* **What to work on**:
Pictures stay out of the copy; set down each line of the listing below exactly.

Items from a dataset
======

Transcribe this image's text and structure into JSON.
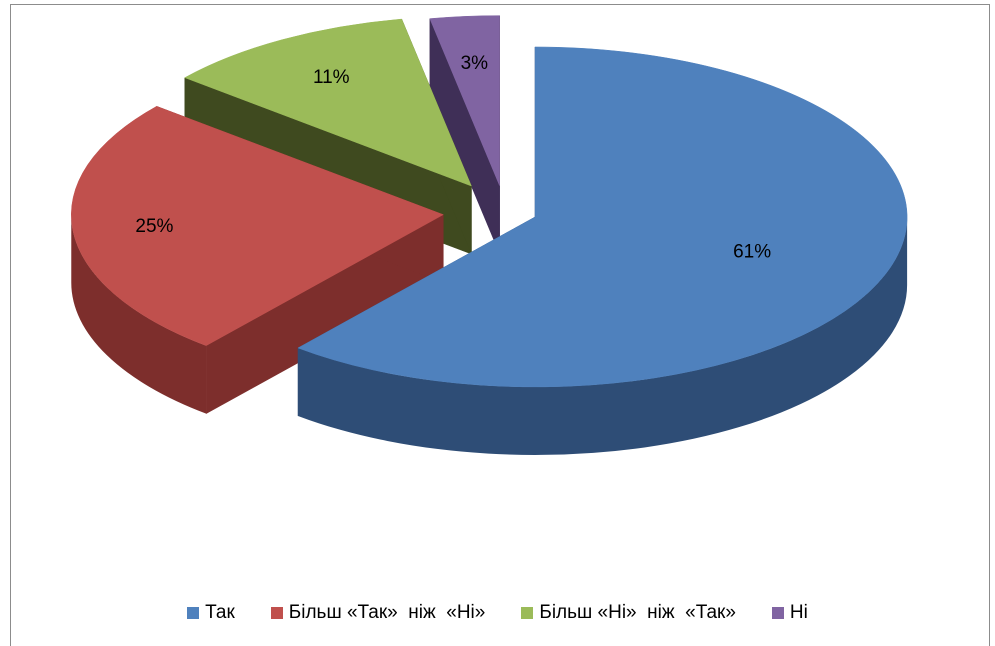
{
  "chart_data": {
    "type": "pie",
    "variant": "3d-exploded",
    "title": "",
    "labels": [
      "Так",
      "Більш «Так»  ніж  «Ні»",
      "Більш «Ні»  ніж  «Так»",
      "Ні"
    ],
    "values": [
      61,
      25,
      11,
      3
    ],
    "data_labels": [
      "61%",
      "25%",
      "11%",
      "3%"
    ],
    "colors": [
      "#4f81bd",
      "#c0504d",
      "#9bbb59",
      "#8064a2"
    ],
    "side_colors": [
      "#2e4d76",
      "#7d2e2c",
      "#3f4a1f",
      "#3f2f57"
    ],
    "legend_position": "bottom"
  }
}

======

* **Full response**:
Transcribe this image's text and structure into JSON.
{
  "chart_data": {
    "type": "pie",
    "variant": "3d-exploded",
    "title": "",
    "labels": [
      "Так",
      "Більш «Так»  ніж  «Ні»",
      "Більш «Ні»  ніж  «Так»",
      "Ні"
    ],
    "values": [
      61,
      25,
      11,
      3
    ],
    "data_labels": [
      "61%",
      "25%",
      "11%",
      "3%"
    ],
    "colors": [
      "#4f81bd",
      "#c0504d",
      "#9bbb59",
      "#8064a2"
    ],
    "side_colors": [
      "#2e4d76",
      "#7d2e2c",
      "#3f4a1f",
      "#3f2f57"
    ],
    "legend_position": "bottom"
  }
}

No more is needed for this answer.